* _To do_: The entries below are to be repeated exactly as they stand.

Dataset records:

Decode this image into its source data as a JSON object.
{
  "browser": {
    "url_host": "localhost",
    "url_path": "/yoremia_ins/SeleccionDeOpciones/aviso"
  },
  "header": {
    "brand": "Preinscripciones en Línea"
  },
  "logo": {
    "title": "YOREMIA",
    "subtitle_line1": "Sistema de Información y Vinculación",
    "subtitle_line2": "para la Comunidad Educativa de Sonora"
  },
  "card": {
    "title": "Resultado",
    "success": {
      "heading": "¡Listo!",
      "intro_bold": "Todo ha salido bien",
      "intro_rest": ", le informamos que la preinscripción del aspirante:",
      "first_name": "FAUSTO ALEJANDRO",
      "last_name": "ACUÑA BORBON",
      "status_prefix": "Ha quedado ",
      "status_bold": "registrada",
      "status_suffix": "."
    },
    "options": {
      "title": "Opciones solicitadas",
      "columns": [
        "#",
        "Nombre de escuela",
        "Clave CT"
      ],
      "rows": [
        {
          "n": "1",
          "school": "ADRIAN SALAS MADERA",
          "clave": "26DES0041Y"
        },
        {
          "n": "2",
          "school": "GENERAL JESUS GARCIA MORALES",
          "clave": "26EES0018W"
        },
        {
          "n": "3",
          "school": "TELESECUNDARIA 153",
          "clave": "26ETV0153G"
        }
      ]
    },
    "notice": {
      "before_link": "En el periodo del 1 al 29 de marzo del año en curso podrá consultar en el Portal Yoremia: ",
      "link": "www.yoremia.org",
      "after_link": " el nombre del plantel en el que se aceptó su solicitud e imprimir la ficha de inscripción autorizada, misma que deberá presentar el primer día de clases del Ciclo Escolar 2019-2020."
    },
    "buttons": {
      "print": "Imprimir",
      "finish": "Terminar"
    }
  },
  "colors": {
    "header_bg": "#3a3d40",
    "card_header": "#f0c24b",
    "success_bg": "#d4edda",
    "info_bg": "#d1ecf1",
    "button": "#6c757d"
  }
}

* _Solution for this task_:
Decode this image into its source data as a JSON object.
{
  "browser": {
    "url_host": "localhost",
    "url_path": "/yoremia_ins/SeleccionDeOpciones/aviso"
  },
  "header": {
    "brand": "Preinscripciones en Línea"
  },
  "logo": {
    "title": "YOREMIA",
    "subtitle_line1": "Sistema de Información y Vinculación",
    "subtitle_line2": "para la Comunidad Educativa de Sonora"
  },
  "card": {
    "title": "Resultado",
    "success": {
      "heading": "¡Listo!",
      "intro_bold": "Todo ha salido bien",
      "intro_rest": ", le informamos que la preinscripción del aspirante:",
      "first_name": "FAUSTO ALEJANDRO",
      "last_name": "ACUÑA BORBON",
      "status_prefix": "Ha quedado ",
      "status_bold": "registrada",
      "status_suffix": "."
    },
    "options": {
      "title": "Opciones solicitadas",
      "columns": [
        "#",
        "Nombre de escuela",
        "Clave CT"
      ],
      "rows": [
        {
          "n": "1",
          "school": "ADRIAN SALAS MADERA",
          "clave": "26DES0041Y"
        },
        {
          "n": "2",
          "school": "GENERAL JESUS GARCIA MORALES",
          "clave": "26EES0018W"
        },
        {
          "n": "3",
          "school": "TELESECUNDARIA 153",
          "clave": "26ETV0153G"
        }
      ]
    },
    "notice": {
      "before_link": "En el periodo del 1 al 29 de marzo del año en curso podrá consultar en el Portal Yoremia: ",
      "link": "www.yoremia.org",
      "after_link": " el nombre del plantel en el que se aceptó su solicitud e imprimir la ficha de inscripción autorizada, misma que deberá presentar el primer día de clases del Ciclo Escolar 2019-2020."
    },
    "buttons": {
      "print": "Imprimir",
      "finish": "Terminar"
    }
  },
  "colors": {
    "header_bg": "#3a3d40",
    "card_header": "#f0c24b",
    "success_bg": "#d4edda",
    "info_bg": "#d1ecf1",
    "button": "#6c757d"
  }
}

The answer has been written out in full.